*** Task input
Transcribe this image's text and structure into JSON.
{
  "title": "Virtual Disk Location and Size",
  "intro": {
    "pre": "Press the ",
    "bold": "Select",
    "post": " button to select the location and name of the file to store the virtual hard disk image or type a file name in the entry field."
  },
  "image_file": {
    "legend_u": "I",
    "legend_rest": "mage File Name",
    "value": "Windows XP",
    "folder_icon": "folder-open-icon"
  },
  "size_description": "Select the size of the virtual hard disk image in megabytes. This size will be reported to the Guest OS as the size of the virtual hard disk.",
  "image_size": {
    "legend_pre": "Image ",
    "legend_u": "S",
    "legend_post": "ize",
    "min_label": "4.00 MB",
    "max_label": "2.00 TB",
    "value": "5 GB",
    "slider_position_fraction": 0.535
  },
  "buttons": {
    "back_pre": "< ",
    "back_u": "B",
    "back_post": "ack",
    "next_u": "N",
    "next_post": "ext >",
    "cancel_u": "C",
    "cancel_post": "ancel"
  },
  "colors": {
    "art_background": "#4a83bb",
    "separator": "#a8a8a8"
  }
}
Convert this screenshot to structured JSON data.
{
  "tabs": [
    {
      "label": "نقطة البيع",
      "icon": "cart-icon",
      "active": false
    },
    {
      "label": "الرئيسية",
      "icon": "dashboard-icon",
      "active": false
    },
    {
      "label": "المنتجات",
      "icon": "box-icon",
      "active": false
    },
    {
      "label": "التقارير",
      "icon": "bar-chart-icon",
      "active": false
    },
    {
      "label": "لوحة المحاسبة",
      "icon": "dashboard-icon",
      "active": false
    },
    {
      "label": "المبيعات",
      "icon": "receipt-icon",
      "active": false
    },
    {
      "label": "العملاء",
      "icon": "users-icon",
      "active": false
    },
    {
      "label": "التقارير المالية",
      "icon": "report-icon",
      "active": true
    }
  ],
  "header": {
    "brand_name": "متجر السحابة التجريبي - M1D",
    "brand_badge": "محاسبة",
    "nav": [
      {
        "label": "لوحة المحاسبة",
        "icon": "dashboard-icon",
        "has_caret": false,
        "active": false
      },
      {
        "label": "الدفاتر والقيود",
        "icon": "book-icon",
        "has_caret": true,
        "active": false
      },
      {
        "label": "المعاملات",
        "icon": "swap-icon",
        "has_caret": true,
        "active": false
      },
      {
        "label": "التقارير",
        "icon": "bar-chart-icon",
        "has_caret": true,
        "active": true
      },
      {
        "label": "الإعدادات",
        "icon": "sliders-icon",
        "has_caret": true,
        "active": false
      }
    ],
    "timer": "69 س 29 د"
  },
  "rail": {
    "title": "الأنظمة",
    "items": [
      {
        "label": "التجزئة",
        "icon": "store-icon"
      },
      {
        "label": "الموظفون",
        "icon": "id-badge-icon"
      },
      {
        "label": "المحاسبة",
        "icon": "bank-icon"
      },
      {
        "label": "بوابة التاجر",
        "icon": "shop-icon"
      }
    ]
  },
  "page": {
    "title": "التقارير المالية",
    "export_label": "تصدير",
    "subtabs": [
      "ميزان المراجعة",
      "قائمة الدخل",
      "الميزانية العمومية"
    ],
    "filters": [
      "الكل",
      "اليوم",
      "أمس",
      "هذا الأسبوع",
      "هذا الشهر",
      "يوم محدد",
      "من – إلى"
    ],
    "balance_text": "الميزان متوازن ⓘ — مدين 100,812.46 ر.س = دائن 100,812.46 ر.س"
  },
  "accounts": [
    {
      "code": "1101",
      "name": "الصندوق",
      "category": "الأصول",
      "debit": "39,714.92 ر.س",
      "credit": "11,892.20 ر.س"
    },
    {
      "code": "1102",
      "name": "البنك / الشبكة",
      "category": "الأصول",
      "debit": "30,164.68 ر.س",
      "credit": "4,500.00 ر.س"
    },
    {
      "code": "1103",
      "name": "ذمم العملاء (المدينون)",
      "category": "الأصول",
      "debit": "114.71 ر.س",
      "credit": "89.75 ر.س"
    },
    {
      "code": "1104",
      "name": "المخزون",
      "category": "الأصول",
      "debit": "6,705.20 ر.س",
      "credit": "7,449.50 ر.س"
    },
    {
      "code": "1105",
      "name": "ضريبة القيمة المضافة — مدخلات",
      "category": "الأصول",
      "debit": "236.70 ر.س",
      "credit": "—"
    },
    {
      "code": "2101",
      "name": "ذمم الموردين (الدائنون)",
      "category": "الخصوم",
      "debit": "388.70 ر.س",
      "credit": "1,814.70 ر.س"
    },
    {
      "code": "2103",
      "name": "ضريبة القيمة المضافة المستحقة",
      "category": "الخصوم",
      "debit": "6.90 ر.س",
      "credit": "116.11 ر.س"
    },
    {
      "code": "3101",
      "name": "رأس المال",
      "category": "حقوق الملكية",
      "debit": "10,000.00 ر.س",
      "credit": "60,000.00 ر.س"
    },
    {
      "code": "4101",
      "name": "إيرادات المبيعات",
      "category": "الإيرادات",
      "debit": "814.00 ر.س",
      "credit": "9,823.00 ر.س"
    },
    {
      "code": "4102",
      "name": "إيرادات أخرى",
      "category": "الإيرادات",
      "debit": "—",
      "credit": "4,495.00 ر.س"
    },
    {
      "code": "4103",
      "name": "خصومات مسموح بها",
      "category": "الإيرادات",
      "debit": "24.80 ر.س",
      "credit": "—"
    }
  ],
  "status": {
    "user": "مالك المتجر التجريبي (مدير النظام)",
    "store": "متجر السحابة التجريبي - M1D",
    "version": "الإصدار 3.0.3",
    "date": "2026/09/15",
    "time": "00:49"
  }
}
******
**Job:** Above are several records. Count the lines among them that contain "credit" and give only the total.

**Exercise result:** 11